Where a line contains the string "geneAttribution", copy that line.

—————

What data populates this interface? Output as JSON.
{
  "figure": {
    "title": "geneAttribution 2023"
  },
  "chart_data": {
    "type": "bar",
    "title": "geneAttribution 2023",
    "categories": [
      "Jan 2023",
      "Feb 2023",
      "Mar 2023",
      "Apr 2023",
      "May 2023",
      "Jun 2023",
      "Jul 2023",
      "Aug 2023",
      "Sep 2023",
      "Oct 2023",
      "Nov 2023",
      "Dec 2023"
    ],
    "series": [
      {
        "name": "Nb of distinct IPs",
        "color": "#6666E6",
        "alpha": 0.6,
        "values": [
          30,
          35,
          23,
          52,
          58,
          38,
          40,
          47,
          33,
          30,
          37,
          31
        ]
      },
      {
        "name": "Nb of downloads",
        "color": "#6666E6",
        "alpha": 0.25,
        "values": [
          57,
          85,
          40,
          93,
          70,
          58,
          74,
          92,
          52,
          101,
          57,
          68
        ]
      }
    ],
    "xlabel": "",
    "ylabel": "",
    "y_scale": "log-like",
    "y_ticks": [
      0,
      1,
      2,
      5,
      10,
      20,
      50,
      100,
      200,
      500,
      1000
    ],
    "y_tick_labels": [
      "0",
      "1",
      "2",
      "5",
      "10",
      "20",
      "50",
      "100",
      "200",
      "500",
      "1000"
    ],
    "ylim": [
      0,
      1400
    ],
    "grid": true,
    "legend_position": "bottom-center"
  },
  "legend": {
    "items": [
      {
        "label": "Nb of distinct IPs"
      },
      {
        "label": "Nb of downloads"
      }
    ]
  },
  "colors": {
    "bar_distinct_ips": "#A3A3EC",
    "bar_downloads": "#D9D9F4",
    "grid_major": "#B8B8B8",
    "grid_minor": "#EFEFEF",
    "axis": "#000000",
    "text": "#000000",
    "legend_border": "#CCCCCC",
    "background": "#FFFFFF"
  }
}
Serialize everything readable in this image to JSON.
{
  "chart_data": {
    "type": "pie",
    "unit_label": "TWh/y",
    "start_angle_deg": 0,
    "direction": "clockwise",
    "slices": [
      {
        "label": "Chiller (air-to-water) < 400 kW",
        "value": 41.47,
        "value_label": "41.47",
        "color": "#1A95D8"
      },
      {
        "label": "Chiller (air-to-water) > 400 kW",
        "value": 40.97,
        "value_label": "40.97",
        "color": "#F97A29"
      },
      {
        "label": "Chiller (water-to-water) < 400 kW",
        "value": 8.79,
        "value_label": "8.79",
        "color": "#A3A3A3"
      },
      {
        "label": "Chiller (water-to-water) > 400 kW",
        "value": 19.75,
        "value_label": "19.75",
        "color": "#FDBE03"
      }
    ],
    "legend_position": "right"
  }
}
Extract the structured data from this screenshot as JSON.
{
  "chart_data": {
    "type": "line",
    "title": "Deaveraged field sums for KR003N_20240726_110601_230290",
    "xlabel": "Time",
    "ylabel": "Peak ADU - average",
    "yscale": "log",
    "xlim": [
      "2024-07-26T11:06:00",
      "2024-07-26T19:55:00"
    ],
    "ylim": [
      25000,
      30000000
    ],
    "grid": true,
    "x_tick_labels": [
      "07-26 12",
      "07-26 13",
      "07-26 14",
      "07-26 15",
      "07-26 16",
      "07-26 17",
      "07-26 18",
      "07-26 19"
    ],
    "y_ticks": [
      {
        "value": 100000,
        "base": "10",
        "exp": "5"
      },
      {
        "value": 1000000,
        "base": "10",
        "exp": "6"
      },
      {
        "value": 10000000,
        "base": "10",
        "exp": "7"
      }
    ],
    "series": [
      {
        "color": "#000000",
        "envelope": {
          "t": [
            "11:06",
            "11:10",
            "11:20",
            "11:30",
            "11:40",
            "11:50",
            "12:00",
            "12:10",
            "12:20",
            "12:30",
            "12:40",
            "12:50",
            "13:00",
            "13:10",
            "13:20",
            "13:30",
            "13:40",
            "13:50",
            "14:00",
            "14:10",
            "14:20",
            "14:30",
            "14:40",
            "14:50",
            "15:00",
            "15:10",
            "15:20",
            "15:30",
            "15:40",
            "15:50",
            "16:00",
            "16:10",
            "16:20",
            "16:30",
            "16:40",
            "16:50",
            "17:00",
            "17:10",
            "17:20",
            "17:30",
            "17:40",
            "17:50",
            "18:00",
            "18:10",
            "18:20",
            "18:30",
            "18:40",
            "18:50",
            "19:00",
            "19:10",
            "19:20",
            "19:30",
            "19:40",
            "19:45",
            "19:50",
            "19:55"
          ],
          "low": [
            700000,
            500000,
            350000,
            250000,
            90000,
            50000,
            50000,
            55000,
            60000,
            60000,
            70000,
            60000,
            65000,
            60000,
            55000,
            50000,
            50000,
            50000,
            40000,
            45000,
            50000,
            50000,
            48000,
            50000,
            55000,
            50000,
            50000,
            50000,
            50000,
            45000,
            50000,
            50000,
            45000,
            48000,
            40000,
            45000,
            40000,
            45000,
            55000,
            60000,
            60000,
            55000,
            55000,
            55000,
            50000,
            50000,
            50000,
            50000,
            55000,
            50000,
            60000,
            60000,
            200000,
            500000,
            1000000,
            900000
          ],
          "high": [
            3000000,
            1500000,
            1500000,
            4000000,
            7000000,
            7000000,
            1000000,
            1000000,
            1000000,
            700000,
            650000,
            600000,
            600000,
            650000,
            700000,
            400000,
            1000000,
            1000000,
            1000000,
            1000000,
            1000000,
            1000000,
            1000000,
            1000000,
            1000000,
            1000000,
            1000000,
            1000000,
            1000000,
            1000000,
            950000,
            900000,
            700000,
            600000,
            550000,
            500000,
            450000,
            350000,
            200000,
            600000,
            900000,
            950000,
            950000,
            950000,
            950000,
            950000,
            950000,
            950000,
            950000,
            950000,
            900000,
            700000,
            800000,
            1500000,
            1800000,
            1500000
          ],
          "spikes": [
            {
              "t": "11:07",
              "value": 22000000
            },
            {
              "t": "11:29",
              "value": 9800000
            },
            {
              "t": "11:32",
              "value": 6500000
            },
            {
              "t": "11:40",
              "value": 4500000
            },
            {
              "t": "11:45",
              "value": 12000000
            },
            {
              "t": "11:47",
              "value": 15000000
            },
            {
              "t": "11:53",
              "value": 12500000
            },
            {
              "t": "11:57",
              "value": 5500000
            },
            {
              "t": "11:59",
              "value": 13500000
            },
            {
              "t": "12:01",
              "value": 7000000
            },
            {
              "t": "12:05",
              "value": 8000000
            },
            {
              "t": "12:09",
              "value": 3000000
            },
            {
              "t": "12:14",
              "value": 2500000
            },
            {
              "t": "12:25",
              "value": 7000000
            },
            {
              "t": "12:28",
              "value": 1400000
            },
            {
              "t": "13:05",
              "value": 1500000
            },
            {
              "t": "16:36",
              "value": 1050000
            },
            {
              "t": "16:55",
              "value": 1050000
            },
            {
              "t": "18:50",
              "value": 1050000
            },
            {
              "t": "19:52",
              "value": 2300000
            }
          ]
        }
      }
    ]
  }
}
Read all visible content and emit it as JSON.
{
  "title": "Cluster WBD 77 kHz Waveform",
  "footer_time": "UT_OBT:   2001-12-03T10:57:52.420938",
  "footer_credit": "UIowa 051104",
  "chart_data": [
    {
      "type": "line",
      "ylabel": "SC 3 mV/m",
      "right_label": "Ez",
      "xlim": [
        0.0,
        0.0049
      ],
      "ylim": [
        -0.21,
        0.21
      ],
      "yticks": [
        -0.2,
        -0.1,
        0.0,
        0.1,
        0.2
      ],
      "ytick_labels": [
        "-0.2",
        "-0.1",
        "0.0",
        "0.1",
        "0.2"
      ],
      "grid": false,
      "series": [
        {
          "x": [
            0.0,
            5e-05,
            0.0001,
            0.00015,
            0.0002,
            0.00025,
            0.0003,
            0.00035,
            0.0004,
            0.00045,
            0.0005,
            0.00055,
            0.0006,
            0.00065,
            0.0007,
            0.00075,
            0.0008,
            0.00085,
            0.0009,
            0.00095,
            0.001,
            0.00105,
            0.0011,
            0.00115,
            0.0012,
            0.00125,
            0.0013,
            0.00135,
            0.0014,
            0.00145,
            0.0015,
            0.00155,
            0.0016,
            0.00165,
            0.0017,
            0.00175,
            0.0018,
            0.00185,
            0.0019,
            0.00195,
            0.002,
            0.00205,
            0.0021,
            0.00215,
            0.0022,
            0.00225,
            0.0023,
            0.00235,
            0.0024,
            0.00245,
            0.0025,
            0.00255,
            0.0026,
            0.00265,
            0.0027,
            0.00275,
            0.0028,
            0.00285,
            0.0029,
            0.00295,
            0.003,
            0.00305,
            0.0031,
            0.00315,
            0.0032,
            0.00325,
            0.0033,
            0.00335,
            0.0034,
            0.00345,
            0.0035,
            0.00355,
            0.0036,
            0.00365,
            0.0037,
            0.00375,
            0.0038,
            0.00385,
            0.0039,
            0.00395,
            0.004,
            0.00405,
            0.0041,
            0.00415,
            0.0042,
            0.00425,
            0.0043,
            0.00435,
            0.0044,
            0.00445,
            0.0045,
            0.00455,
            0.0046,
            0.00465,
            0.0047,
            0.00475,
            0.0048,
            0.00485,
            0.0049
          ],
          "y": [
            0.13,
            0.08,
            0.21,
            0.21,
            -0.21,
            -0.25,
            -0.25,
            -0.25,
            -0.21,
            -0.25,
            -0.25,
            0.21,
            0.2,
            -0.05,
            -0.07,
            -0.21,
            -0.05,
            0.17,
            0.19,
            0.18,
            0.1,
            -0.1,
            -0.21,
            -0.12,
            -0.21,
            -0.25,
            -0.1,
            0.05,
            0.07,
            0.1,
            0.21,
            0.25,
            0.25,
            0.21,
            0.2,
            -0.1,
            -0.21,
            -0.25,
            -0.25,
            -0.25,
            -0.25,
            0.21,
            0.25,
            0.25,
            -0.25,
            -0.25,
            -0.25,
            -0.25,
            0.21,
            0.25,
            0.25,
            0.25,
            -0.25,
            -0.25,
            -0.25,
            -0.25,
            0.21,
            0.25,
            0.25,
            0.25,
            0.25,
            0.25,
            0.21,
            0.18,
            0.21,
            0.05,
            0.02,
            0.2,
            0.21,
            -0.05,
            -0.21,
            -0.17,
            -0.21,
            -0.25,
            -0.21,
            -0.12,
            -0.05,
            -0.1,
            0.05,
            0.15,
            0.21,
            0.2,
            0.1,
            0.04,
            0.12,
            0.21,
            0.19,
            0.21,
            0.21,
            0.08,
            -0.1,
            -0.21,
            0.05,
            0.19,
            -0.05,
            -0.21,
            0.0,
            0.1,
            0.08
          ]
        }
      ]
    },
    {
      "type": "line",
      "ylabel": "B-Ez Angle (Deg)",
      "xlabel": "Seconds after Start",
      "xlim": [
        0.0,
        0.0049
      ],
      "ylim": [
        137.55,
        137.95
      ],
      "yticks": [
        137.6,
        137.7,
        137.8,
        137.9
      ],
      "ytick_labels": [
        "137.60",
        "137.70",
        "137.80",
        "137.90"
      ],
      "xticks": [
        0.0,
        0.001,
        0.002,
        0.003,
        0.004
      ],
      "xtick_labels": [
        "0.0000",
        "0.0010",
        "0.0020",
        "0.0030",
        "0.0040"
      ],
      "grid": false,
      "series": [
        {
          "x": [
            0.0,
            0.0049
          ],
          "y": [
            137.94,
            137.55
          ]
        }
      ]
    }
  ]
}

—————

FULL OUTPUT.
    "title": "geneAttribution 2023"
    "title": "geneAttribution 2023",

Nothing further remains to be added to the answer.